[Collected data entries]
--- start ---

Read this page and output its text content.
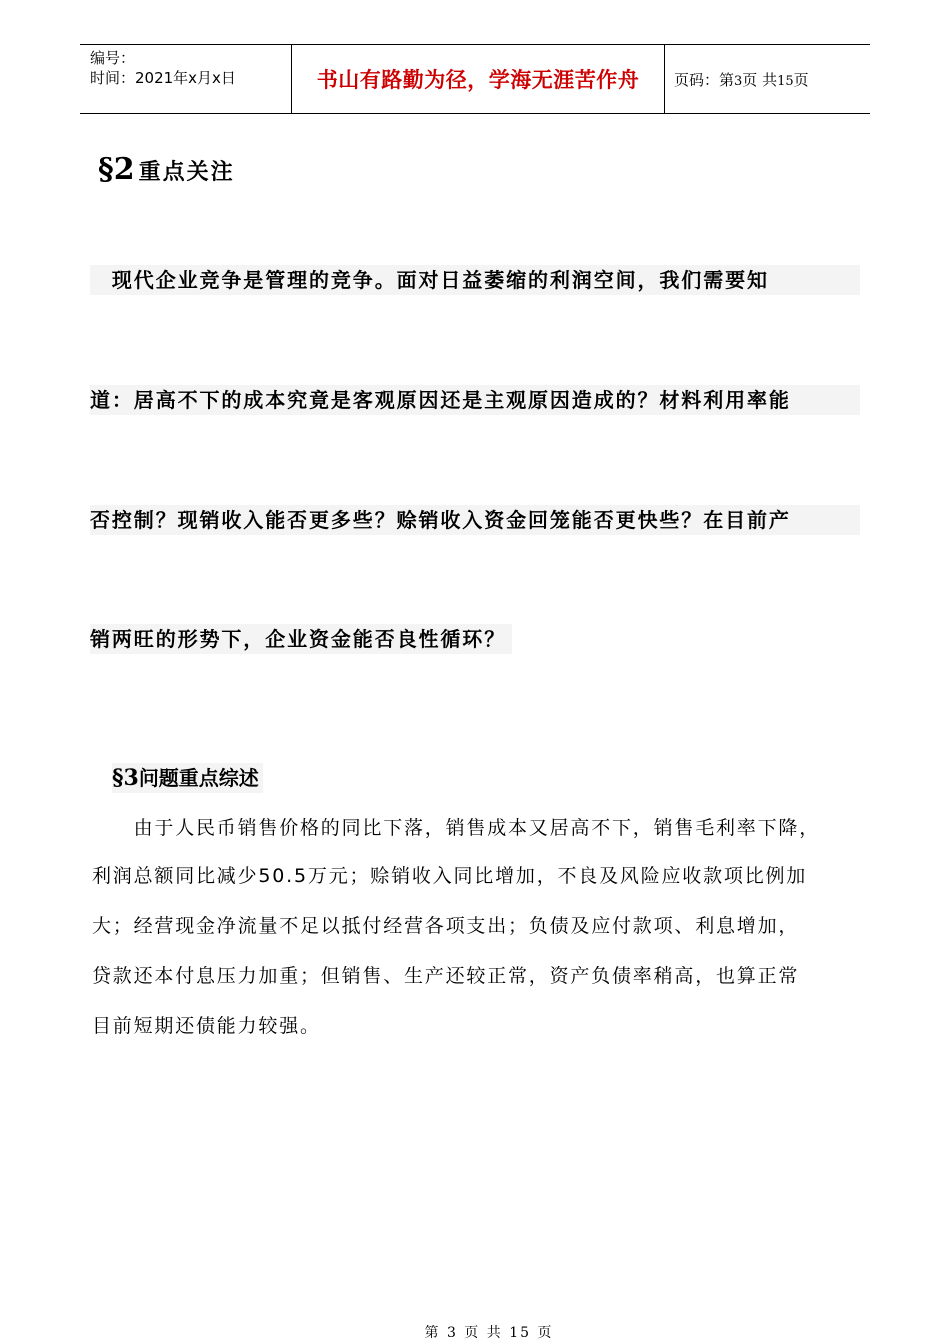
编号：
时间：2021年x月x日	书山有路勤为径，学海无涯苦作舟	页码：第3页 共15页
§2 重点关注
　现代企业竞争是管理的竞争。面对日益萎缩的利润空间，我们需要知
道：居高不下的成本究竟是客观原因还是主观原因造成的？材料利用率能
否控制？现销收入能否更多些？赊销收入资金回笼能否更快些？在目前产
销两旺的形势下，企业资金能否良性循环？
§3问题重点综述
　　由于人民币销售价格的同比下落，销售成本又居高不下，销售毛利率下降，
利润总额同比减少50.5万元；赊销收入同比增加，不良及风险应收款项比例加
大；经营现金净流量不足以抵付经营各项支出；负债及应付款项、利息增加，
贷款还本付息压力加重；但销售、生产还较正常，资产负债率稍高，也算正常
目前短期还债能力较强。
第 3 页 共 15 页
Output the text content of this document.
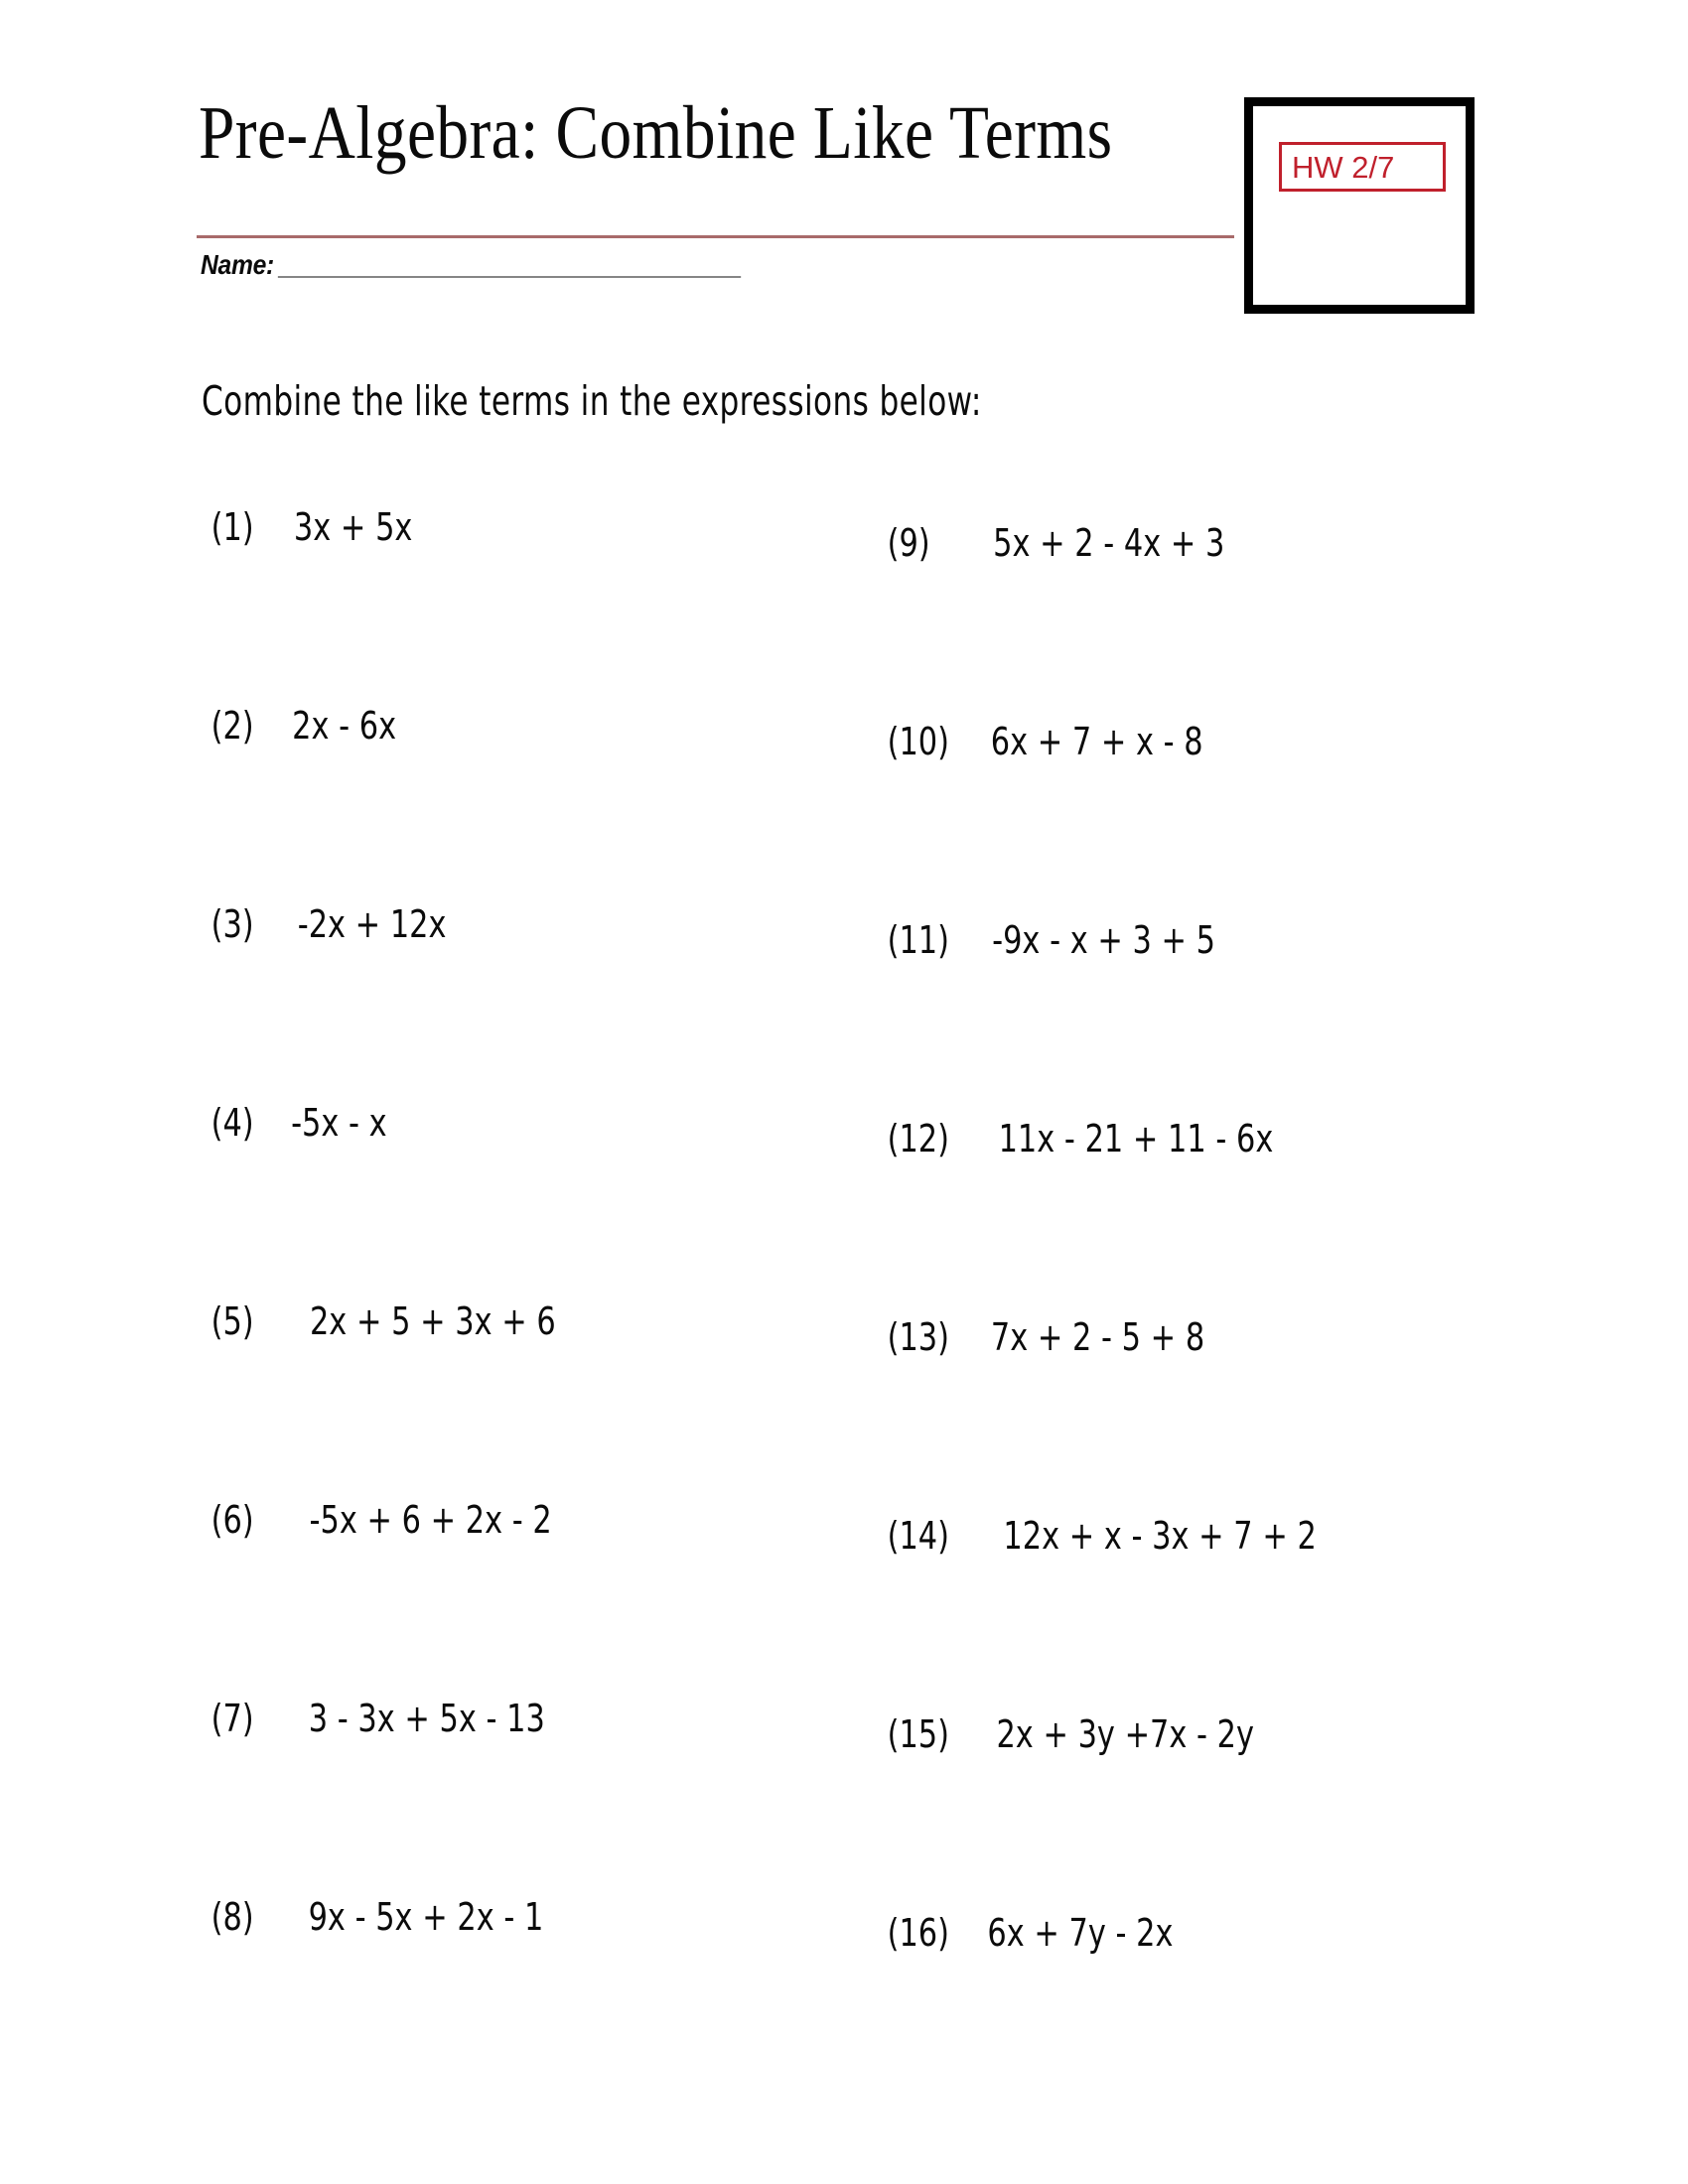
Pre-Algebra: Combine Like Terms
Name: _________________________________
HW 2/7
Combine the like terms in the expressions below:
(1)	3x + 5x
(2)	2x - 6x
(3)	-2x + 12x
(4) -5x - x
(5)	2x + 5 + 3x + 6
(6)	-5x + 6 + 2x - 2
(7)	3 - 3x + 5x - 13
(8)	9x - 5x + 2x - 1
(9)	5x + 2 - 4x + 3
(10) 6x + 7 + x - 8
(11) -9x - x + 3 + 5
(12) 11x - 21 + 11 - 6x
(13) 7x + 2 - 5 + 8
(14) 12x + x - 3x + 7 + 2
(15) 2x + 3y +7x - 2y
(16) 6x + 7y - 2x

--- end ---

# DIRECTIVE
List all lines above in which the string "text" appears.

# SOLUTION TO THIS EXERCISE
Read this page and output its text content.
Output the text content of this document.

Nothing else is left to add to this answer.